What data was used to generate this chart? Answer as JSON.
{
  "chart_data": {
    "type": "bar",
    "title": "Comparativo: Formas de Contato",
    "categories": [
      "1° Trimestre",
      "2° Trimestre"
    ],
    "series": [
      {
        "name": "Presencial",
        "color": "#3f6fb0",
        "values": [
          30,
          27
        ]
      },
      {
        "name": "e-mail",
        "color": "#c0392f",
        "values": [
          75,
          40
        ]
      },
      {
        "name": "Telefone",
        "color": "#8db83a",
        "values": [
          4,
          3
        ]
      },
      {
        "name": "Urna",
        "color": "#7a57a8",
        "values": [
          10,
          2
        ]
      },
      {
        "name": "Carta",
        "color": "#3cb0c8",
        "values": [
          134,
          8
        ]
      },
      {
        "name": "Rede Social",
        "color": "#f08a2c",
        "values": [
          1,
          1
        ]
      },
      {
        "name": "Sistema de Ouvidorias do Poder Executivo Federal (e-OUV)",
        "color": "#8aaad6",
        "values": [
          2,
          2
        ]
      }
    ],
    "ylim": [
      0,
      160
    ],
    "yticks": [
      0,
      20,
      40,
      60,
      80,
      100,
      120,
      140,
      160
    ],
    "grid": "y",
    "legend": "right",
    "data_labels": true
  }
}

Task directions:
Find each line holding the string "name" and copy it out.

Written solution:
        "name": "Presencial",
        "name": "e-mail",
        "name": "Telefone",
        "name": "Urna",
        "name": "Carta",
        "name": "Rede Social",
        "name": "Sistema de Ouvidorias do Poder Executivo Federal (e-OUV)",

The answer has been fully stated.